Stored records:
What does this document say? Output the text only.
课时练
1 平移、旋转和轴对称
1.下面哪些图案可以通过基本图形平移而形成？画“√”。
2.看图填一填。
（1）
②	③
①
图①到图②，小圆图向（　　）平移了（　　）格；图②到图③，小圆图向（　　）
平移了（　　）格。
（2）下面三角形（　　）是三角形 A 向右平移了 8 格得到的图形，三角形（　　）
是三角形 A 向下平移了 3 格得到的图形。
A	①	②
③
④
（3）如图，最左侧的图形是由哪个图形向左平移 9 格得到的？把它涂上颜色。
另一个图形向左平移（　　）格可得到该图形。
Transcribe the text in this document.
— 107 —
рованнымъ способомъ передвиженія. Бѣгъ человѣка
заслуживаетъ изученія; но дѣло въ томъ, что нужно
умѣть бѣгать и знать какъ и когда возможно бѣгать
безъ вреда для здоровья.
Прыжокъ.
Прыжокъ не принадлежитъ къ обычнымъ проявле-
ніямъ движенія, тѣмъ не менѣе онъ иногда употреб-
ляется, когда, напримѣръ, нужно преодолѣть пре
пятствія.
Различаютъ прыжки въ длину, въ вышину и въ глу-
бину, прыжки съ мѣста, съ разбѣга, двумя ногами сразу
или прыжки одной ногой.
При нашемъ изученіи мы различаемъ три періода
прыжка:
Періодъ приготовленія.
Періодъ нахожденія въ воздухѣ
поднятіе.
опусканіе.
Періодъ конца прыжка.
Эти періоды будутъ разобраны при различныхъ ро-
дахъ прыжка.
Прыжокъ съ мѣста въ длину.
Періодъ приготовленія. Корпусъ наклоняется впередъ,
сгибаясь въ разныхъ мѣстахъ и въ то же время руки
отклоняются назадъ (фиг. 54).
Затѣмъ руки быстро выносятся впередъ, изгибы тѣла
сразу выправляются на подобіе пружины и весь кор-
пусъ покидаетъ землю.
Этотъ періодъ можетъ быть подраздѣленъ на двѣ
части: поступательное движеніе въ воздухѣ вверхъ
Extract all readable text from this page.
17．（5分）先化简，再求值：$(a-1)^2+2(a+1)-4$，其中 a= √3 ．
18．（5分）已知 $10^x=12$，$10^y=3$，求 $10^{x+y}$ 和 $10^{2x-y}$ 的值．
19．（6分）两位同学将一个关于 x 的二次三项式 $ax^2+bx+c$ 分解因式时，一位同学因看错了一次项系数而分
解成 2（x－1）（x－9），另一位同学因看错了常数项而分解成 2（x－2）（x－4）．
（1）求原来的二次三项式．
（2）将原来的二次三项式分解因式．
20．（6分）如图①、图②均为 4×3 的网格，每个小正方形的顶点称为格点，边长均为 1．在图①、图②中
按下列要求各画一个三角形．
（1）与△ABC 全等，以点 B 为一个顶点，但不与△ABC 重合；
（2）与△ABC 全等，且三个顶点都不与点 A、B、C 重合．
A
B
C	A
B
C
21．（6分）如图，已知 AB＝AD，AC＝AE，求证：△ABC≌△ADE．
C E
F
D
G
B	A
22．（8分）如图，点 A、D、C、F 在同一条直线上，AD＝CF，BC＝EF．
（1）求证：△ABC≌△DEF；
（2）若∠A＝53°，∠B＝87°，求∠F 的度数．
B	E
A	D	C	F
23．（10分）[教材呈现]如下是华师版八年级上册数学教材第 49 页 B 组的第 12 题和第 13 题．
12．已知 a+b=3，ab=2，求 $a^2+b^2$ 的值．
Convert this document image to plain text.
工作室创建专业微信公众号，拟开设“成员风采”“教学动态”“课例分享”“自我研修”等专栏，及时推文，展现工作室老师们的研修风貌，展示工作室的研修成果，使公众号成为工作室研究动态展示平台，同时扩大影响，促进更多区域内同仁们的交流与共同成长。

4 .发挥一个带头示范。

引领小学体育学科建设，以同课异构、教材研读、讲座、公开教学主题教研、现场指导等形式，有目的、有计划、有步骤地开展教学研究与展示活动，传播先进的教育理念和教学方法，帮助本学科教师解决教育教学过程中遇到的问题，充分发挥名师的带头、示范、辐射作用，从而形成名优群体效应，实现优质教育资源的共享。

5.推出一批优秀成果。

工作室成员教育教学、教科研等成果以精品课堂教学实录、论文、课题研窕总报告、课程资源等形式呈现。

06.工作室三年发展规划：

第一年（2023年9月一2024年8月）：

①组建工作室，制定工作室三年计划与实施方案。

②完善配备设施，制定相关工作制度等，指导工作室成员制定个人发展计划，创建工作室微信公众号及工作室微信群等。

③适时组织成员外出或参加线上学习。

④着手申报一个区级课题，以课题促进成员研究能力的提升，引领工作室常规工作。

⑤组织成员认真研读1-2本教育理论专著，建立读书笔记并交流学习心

* _The task_
Write out the full listing, keeping every line exactly as it is.

* _The result_
What does this document say? Output the text only.
课时练
1 平移、旋转和轴对称
1.下面哪些图案可以通过基本图形平移而形成？画“√”。
2.看图填一填。
（1）
②	③
①
图①到图②，小圆图向（　　）平移了（　　）格；图②到图③，小圆图向（　　）
平移了（　　）格。
（2）下面三角形（　　）是三角形 A 向右平移了 8 格得到的图形，三角形（　　）
是三角形 A 向下平移了 3 格得到的图形。
A	①	②
③
④
（3）如图，最左侧的图形是由哪个图形向左平移 9 格得到的？把它涂上颜色。
另一个图形向左平移（　　）格可得到该图形。
Transcribe the text in this document.
— 107 —
рованнымъ способомъ передвиженія. Бѣгъ человѣка
заслуживаетъ изученія; но дѣло въ томъ, что нужно
умѣть бѣгать и знать какъ и когда возможно бѣгать
безъ вреда для здоровья.
Прыжокъ.
Прыжокъ не принадлежитъ къ обычнымъ проявле-
ніямъ движенія, тѣмъ не менѣе онъ иногда употреб-
ляется, когда, напримѣръ, нужно преодолѣть пре
пятствія.
Различаютъ прыжки въ длину, въ вышину и въ глу-
бину, прыжки съ мѣста, съ разбѣга, двумя ногами сразу
или прыжки одной ногой.
При нашемъ изученіи мы различаемъ три періода
прыжка:
Періодъ приготовленія.
Періодъ нахожденія въ воздухѣ
поднятіе.
опусканіе.
Періодъ конца прыжка.
Эти періоды будутъ разобраны при различныхъ ро-
дахъ прыжка.
Прыжокъ съ мѣста въ длину.
Періодъ приготовленія. Корпусъ наклоняется впередъ,
сгибаясь въ разныхъ мѣстахъ и въ то же время руки
отклоняются назадъ (фиг. 54).
Затѣмъ руки быстро выносятся впередъ, изгибы тѣла
сразу выправляются на подобіе пружины и весь кор-
пусъ покидаетъ землю.
Этотъ періодъ можетъ быть подраздѣленъ на двѣ
части: поступательное движеніе въ воздухѣ вверхъ
Extract all readable text from this page.
17．（5分）先化简，再求值：$(a-1)^2+2(a+1)-4$，其中 a= √3 ．
18．（5分）已知 $10^x=12$，$10^y=3$，求 $10^{x+y}$ 和 $10^{2x-y}$ 的值．
19．（6分）两位同学将一个关于 x 的二次三项式 $ax^2+bx+c$ 分解因式时，一位同学因看错了一次项系数而分
解成 2（x－1）（x－9），另一位同学因看错了常数项而分解成 2（x－2）（x－4）．
（1）求原来的二次三项式．
（2）将原来的二次三项式分解因式．
20．（6分）如图①、图②均为 4×3 的网格，每个小正方形的顶点称为格点，边长均为 1．在图①、图②中
按下列要求各画一个三角形．
（1）与△ABC 全等，以点 B 为一个顶点，但不与△ABC 重合；
（2）与△ABC 全等，且三个顶点都不与点 A、B、C 重合．
A
B
C	A
B
C
21．（6分）如图，已知 AB＝AD，AC＝AE，求证：△ABC≌△ADE．
C E
F
D
G
B	A
22．（8分）如图，点 A、D、C、F 在同一条直线上，AD＝CF，BC＝EF．
（1）求证：△ABC≌△DEF；
（2）若∠A＝53°，∠B＝87°，求∠F 的度数．
B	E
A	D	C	F
23．（10分）[教材呈现]如下是华师版八年级上册数学教材第 49 页 B 组的第 12 题和第 13 题．
12．已知 a+b=3，ab=2，求 $a^2+b^2$ 的值．
Convert this document image to plain text.
工作室创建专业微信公众号，拟开设“成员风采”“教学动态”“课例分享”“自我研修”等专栏，及时推文，展现工作室老师们的研修风貌，展示工作室的研修成果，使公众号成为工作室研究动态展示平台，同时扩大影响，促进更多区域内同仁们的交流与共同成长。

4 .发挥一个带头示范。

引领小学体育学科建设，以同课异构、教材研读、讲座、公开教学主题教研、现场指导等形式，有目的、有计划、有步骤地开展教学研究与展示活动，传播先进的教育理念和教学方法，帮助本学科教师解决教育教学过程中遇到的问题，充分发挥名师的带头、示范、辐射作用，从而形成名优群体效应，实现优质教育资源的共享。

5.推出一批优秀成果。

工作室成员教育教学、教科研等成果以精品课堂教学实录、论文、课题研窕总报告、课程资源等形式呈现。

06.工作室三年发展规划：

第一年（2023年9月一2024年8月）：

①组建工作室，制定工作室三年计划与实施方案。

②完善配备设施，制定相关工作制度等，指导工作室成员制定个人发展计划，创建工作室微信公众号及工作室微信群等。

③适时组织成员外出或参加线上学习。

④着手申报一个区级课题，以课题促进成员研究能力的提升，引领工作室常规工作。

⑤组织成员认真研读1-2本教育理论专著，建立读书笔记并交流学习心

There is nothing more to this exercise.